**Brief:** The entries below need to be written out exactly, with no pictures included.

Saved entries
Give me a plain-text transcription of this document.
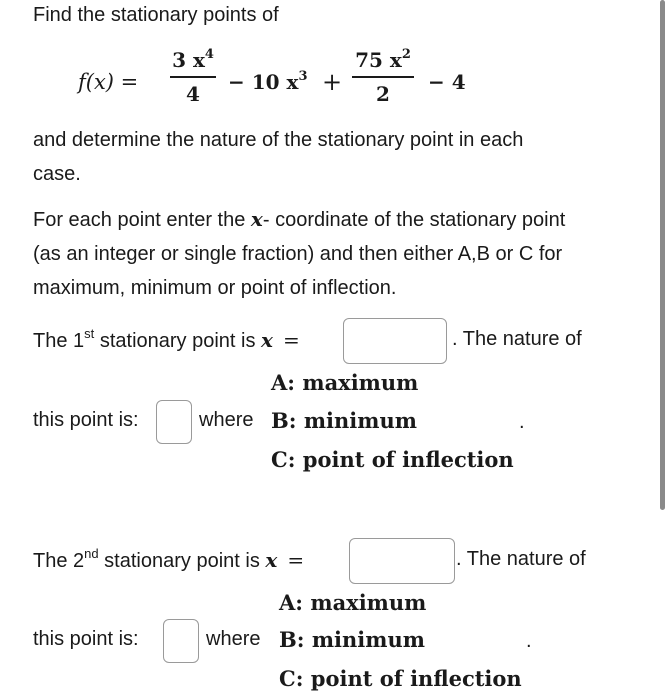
Find the stationary points of
f(x) =
3 $x^4$
4	− 10 $x^3$ +
75 $x^2$
2	− 4
and determine the nature of the stationary point in each
case.
For each point enter the x- coordinate of the stationary point
(as an integer or single fraction) and then either A,B or C for
maximum, minimum or point of inflection.
The 1st stationary point is x =	. The nature of
A: maximum
this point is:	where B: minimum	.
C: point of inflection
The 2nd stationary point is x =	. The nature of
A: maximum
this point is:	where B: minimum	.
C: point of inflection
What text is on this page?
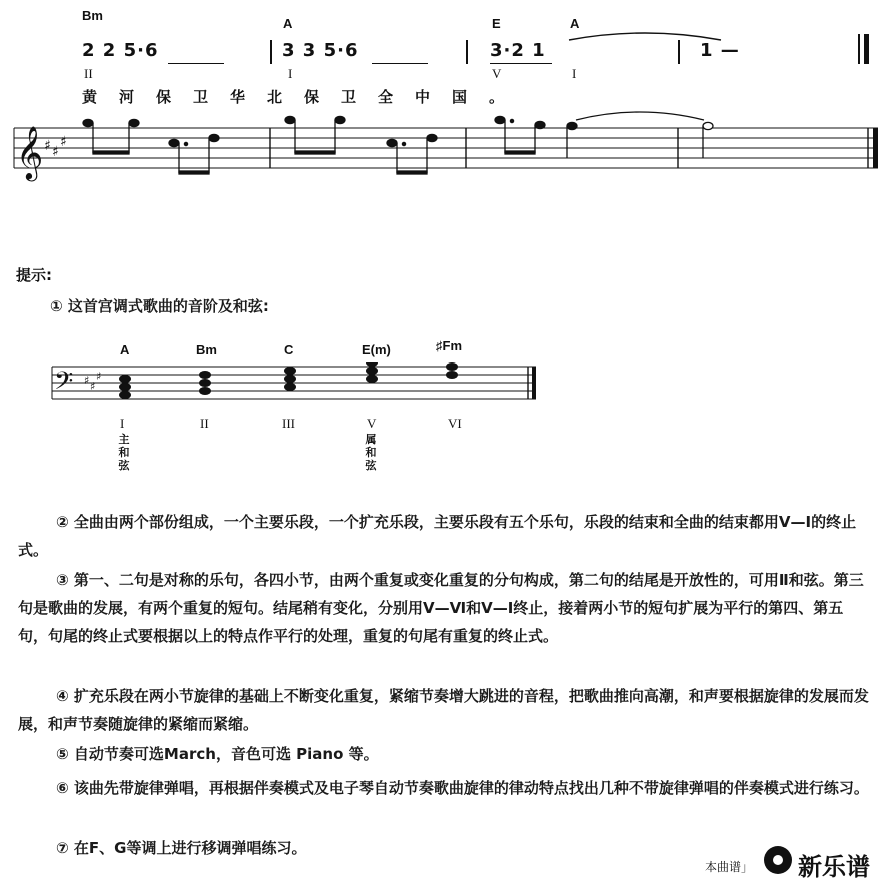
Bm
A	E	A
2 2 5·6	3 3 5·6	3·2 1	1 —
II	I	V	I
黄河保卫华北保卫全中国。
𝄞 ♯ ♯
♯
提示:
① 这首宫调式歌曲的音阶及和弦:
A	Bm	C	E(m)	♯Fm
𝄢 ♯ ♯
♯
I	II	III	V	VI
主和弦
属和弦
② 全曲由两个部份组成，一个主要乐段，一个扩充乐段，主要乐段有五个乐句，乐段的结束和全曲的结束都用Ⅴ—Ⅰ的终止式。
③ 第一、二句是对称的乐句，各四小节，由两个重复或变化重复的分句构成，第二句的结尾是开放性的，可用Ⅱ和弦。第三句是歌曲的发展，有两个重复的短句。结尾稍有变化，分别用Ⅴ—Ⅵ和Ⅴ—Ⅰ终止，接着两小节的短句扩展为平行的第四、第五句，句尾的终止式要根据以上的特点作平行的处理，重复的句尾有重复的终止式。
④ 扩充乐段在两小节旋律的基础上不断变化重复，紧缩节奏增大跳进的音程，把歌曲推向高潮，和声要根据旋律的发展而发展，和声节奏随旋律的紧缩而紧缩。
⑤ 自动节奏可选March，音色可选 Piano 等。
⑥ 该曲先带旋律弹唱，再根据伴奏模式及电子琴自动节奏歌曲旋律的律动特点找出几种不带旋律弹唱的伴奏模式进行练习。
⑦ 在F、G等调上进行移调弹唱练习。
本曲谱」 新乐谱
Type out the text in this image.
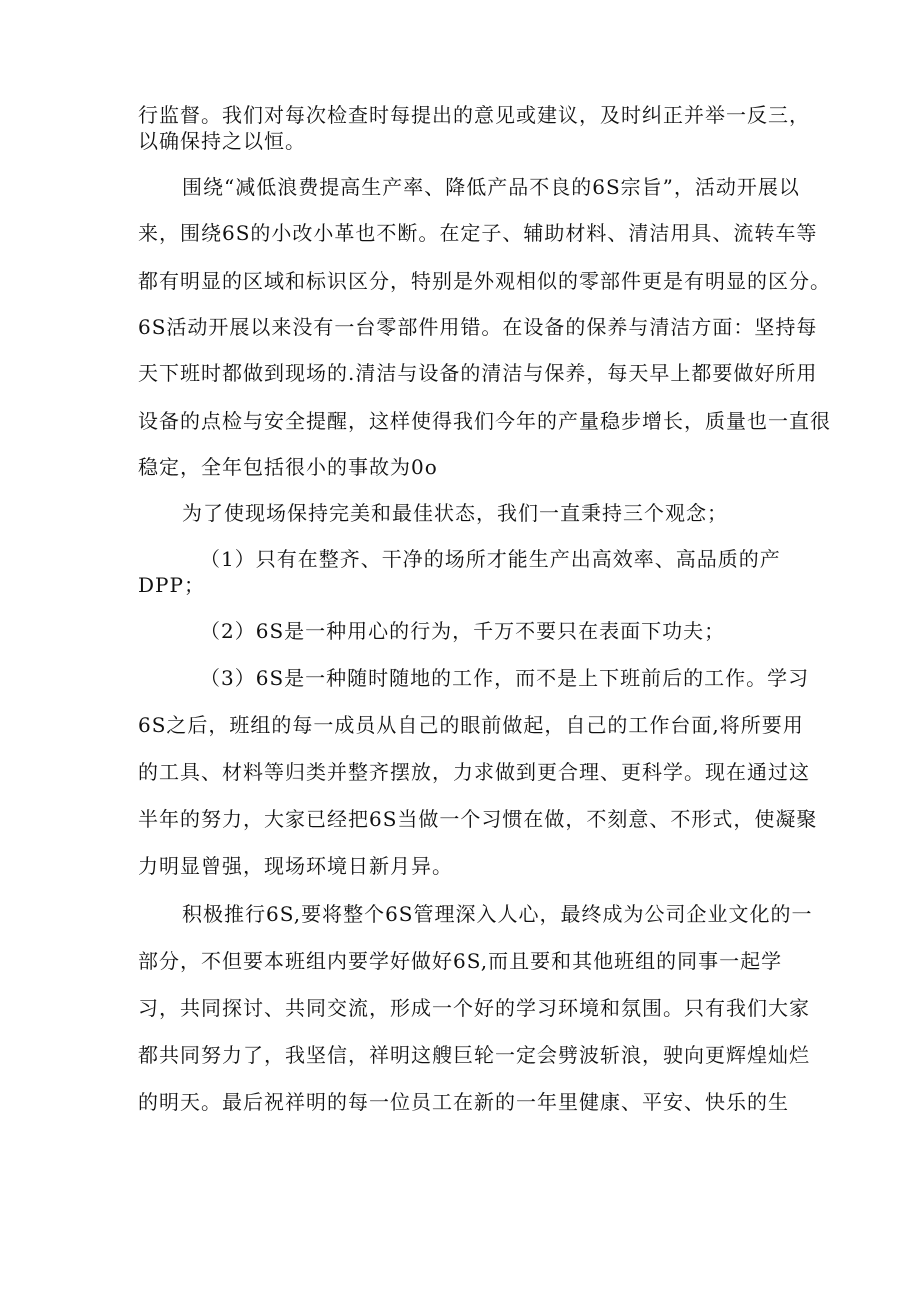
行监督。我们对每次检查时每提出的意见或建议，及时纠正并举一反三，
以确保持之以恒。
围绕“减低浪费提高生产率、降低产品不良的6S宗旨”，活动开展以
来，围绕6S的小改小革也不断。在定子、辅助材料、清洁用具、流转车等
都有明显的区域和标识区分，特别是外观相似的零部件更是有明显的区分。
6S活动开展以来没有一台零部件用错。在设备的保养与清洁方面：坚持每
天下班时都做到现场的.清洁与设备的清洁与保养，每天早上都要做好所用
设备的点检与安全提醒，这样使得我们今年的产量稳步增长，质量也一直很
稳定，全年包括很小的事故为0o
为了使现场保持完美和最佳状态，我们一直秉持三个观念；
（1）只有在整齐、干净的场所才能生产出高效率、高品质的产
DPP；
（2）6S是一种用心的行为，千万不要只在表面下功夫；
（3）6S是一种随时随地的工作，而不是上下班前后的工作。学习
6S之后，班组的每一成员从自己的眼前做起，自己的工作台面,将所要用
的工具、材料等归类并整齐摆放，力求做到更合理、更科学。现在通过这
半年的努力，大家已经把6S当做一个习惯在做，不刻意、不形式，使凝聚
力明显曾强，现场环境日新月异。
积极推行6S,要将整个6S管理深入人心，最终成为公司企业文化的一
部分，不但要本班组内要学好做好6S,而且要和其他班组的同事一起学
习，共同探讨、共同交流，形成一个好的学习环境和氛围。只有我们大家
都共同努力了，我坚信，祥明这艘巨轮一定会劈波斩浪，驶向更辉煌灿烂
的明天。最后祝祥明的每一位员工在新的一年里健康、平安、快乐的生
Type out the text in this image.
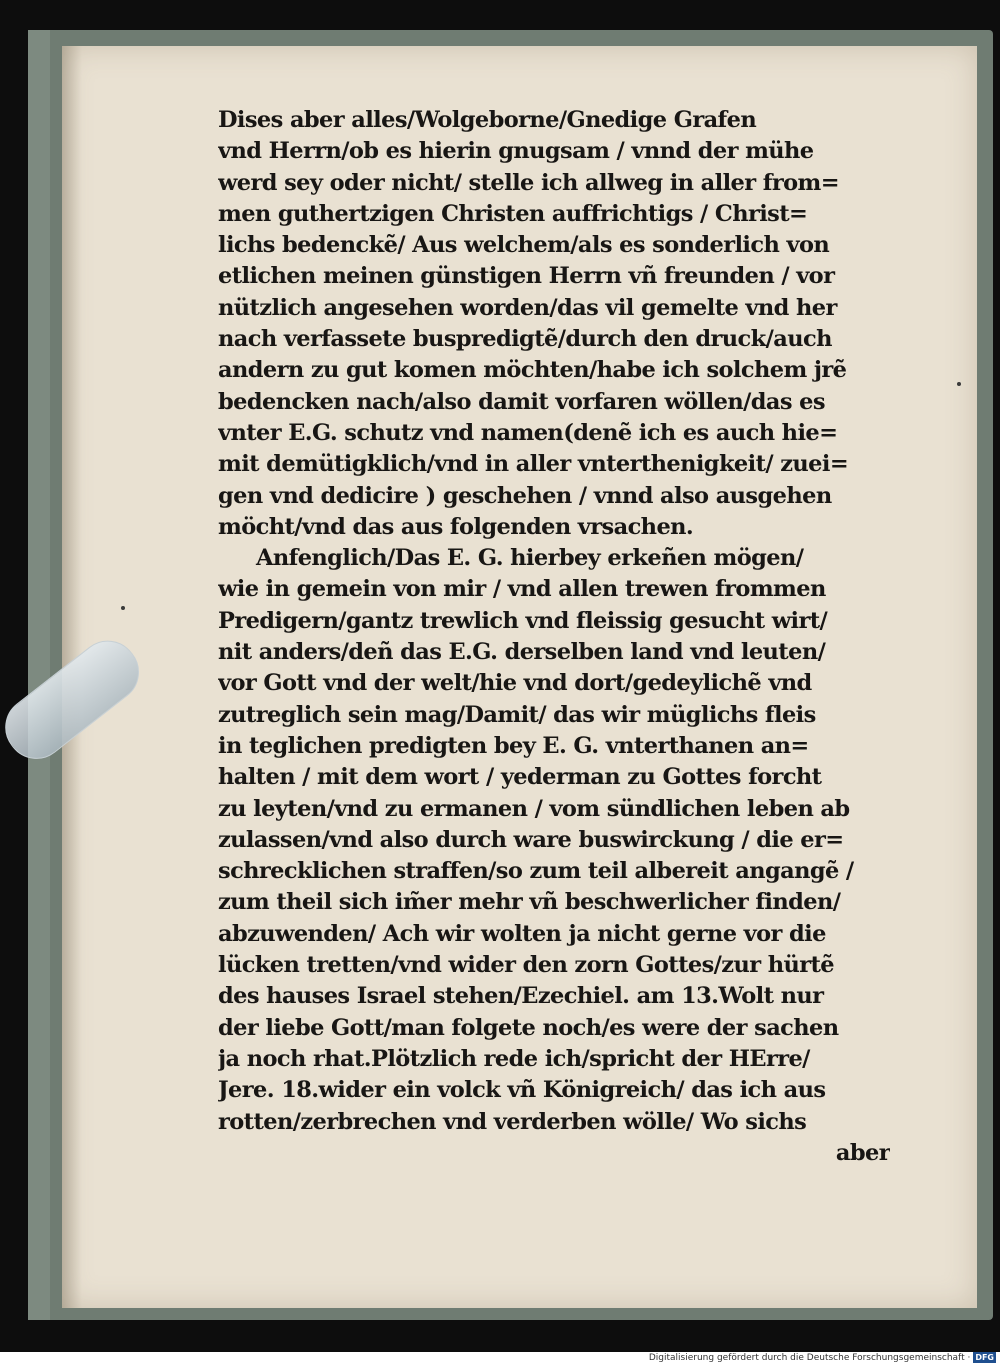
Dises aber alles/Wolgeborne/Gnedige Grafen
vnd Herrn/ob es hierin gnugsam / vnnd der mühe
werd sey oder nicht/ stelle ich allweg in aller from=
men guthertzigen Christen auffrichtigs / Christ=
lichs bedenckẽ/ Aus welchem/als es sonderlich von
etlichen meinen günstigen Herrn vñ freunden / vor
nützlich angesehen worden/das vil gemelte vnd her
nach verfassete buspredigtẽ/durch den druck/auch
andern zu gut komen möchten/habe ich solchem jrẽ
bedencken nach/also damit vorfaren wöllen/das es
vnter E.G. schutz vnd namen(denẽ ich es auch hie=
mit demütigklich/vnd in aller vnterthenigkeit/ zuei=
gen vnd dedicire ) geschehen / vnnd also ausgehen
möcht/vnd das aus folgenden vrsachen.
Anfenglich/Das E. G. hierbey erkeñen mögen/
wie in gemein von mir / vnd allen trewen frommen
Predigern/gantz trewlich vnd fleissig gesucht wirt/
nit anders/deñ das E.G. derselben land vnd leuten/
vor Gott vnd der welt/hie vnd dort/gedeylichẽ vnd
zutreglich sein mag/Damit/ das wir müglichs fleis
in teglichen predigten bey E. G. vnterthanen an=
halten / mit dem wort / yederman zu Gottes forcht
zu leyten/vnd zu ermanen / vom sündlichen leben ab
zulassen/vnd also durch ware buswirckung / die er=
schrecklichen straffen/so zum teil albereit angangẽ /
zum theil sich im̃er mehr vñ beschwerlicher finden/
abzuwenden/ Ach wir wolten ja nicht gerne vor die
lücken tretten/vnd wider den zorn Gottes/zur hürtẽ
des hauses Israel stehen/Ezechiel. am 13.Wolt nur
der liebe Gott/man folgete noch/es were der sachen
ja noch rhat.Plötzlich rede ich/spricht der HErre/
Jere. 18.wider ein volck vñ Königreich/ das ich aus
rotten/zerbrechen vnd verderben wölle/ Wo sichs
aber
Digitalisierung gefördert durch die Deutsche Forschungsgemeinschaft · DFG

**Exercise output:**
Give me a plain-text transcription of this document.
Find the stationary points of
f(x) =
3 $x^4$
4	− 10 $x^3$ +
75 $x^2$
2	− 4
and determine the nature of the stationary point in each
case.
For each point enter the x- coordinate of the stationary point
(as an integer or single fraction) and then either A,B or C for
maximum, minimum or point of inflection.
The 1st stationary point is x =	. The nature of
A: maximum
this point is:	where B: minimum	.
C: point of inflection
The 2nd stationary point is x =	. The nature of
A: maximum
this point is:	where B: minimum	.
C: point of inflection
What text is on this page?
Bm
A	E	A
2 2 5·6	3 3 5·6	3·2 1	1 —
II	I	V	I
黄河保卫华北保卫全中国。
𝄞 ♯ ♯
♯
提示:
① 这首宫调式歌曲的音阶及和弦:
A	Bm	C	E(m)	♯Fm
𝄢 ♯ ♯
♯
I	II	III	V	VI
主和弦
属和弦
② 全曲由两个部份组成，一个主要乐段，一个扩充乐段，主要乐段有五个乐句，乐段的结束和全曲的结束都用Ⅴ—Ⅰ的终止式。
③ 第一、二句是对称的乐句，各四小节，由两个重复或变化重复的分句构成，第二句的结尾是开放性的，可用Ⅱ和弦。第三句是歌曲的发展，有两个重复的短句。结尾稍有变化，分别用Ⅴ—Ⅵ和Ⅴ—Ⅰ终止，接着两小节的短句扩展为平行的第四、第五句，句尾的终止式要根据以上的特点作平行的处理，重复的句尾有重复的终止式。
④ 扩充乐段在两小节旋律的基础上不断变化重复，紧缩节奏增大跳进的音程，把歌曲推向高潮，和声要根据旋律的发展而发展，和声节奏随旋律的紧缩而紧缩。
⑤ 自动节奏可选March，音色可选 Piano 等。
⑥ 该曲先带旋律弹唱，再根据伴奏模式及电子琴自动节奏歌曲旋律的律动特点找出几种不带旋律弹唱的伴奏模式进行练习。
⑦ 在F、G等调上进行移调弹唱练习。
本曲谱」 新乐谱
Type out the text in this image.
行监督。我们对每次检查时每提出的意见或建议，及时纠正并举一反三，
以确保持之以恒。
围绕“减低浪费提高生产率、降低产品不良的6S宗旨”，活动开展以
来，围绕6S的小改小革也不断。在定子、辅助材料、清洁用具、流转车等
都有明显的区域和标识区分，特别是外观相似的零部件更是有明显的区分。
6S活动开展以来没有一台零部件用错。在设备的保养与清洁方面：坚持每
天下班时都做到现场的.清洁与设备的清洁与保养，每天早上都要做好所用
设备的点检与安全提醒，这样使得我们今年的产量稳步增长，质量也一直很
稳定，全年包括很小的事故为0o
为了使现场保持完美和最佳状态，我们一直秉持三个观念；
（1）只有在整齐、干净的场所才能生产出高效率、高品质的产
DPP；
（2）6S是一种用心的行为，千万不要只在表面下功夫；
（3）6S是一种随时随地的工作，而不是上下班前后的工作。学习
6S之后，班组的每一成员从自己的眼前做起，自己的工作台面,将所要用
的工具、材料等归类并整齐摆放，力求做到更合理、更科学。现在通过这
半年的努力，大家已经把6S当做一个习惯在做，不刻意、不形式，使凝聚
力明显曾强，现场环境日新月异。
积极推行6S,要将整个6S管理深入人心，最终成为公司企业文化的一
部分，不但要本班组内要学好做好6S,而且要和其他班组的同事一起学
习，共同探讨、共同交流，形成一个好的学习环境和氛围。只有我们大家
都共同努力了，我坚信，祥明这艘巨轮一定会劈波斩浪，驶向更辉煌灿烂
的明天。最后祝祥明的每一位员工在新的一年里健康、平安、快乐的生
Type out the text in this image.
Dises aber alles/Wolgeborne/Gnedige Grafen
vnd Herrn/ob es hierin gnugsam / vnnd der mühe
werd sey oder nicht/ stelle ich allweg in aller from=
men guthertzigen Christen auffrichtigs / Christ=
lichs bedenckẽ/ Aus welchem/als es sonderlich von
etlichen meinen günstigen Herrn vñ freunden / vor
nützlich angesehen worden/das vil gemelte vnd her
nach verfassete buspredigtẽ/durch den druck/auch
andern zu gut komen möchten/habe ich solchem jrẽ
bedencken nach/also damit vorfaren wöllen/das es
vnter E.G. schutz vnd namen(denẽ ich es auch hie=
mit demütigklich/vnd in aller vnterthenigkeit/ zuei=
gen vnd dedicire ) geschehen / vnnd also ausgehen
möcht/vnd das aus folgenden vrsachen.
Anfenglich/Das E. G. hierbey erkeñen mögen/
wie in gemein von mir / vnd allen trewen frommen
Predigern/gantz trewlich vnd fleissig gesucht wirt/
nit anders/deñ das E.G. derselben land vnd leuten/
vor Gott vnd der welt/hie vnd dort/gedeylichẽ vnd
zutreglich sein mag/Damit/ das wir müglichs fleis
in teglichen predigten bey E. G. vnterthanen an=
halten / mit dem wort / yederman zu Gottes forcht
zu leyten/vnd zu ermanen / vom sündlichen leben ab
zulassen/vnd also durch ware buswirckung / die er=
schrecklichen straffen/so zum teil albereit angangẽ /
zum theil sich im̃er mehr vñ beschwerlicher finden/
abzuwenden/ Ach wir wolten ja nicht gerne vor die
lücken tretten/vnd wider den zorn Gottes/zur hürtẽ
des hauses Israel stehen/Ezechiel. am 13.Wolt nur
der liebe Gott/man folgete noch/es were der sachen
ja noch rhat.Plötzlich rede ich/spricht der HErre/
Jere. 18.wider ein volck vñ Königreich/ das ich aus
rotten/zerbrechen vnd verderben wölle/ Wo sichs
aber
Digitalisierung gefördert durch die Deutsche Forschungsgemeinschaft · DFG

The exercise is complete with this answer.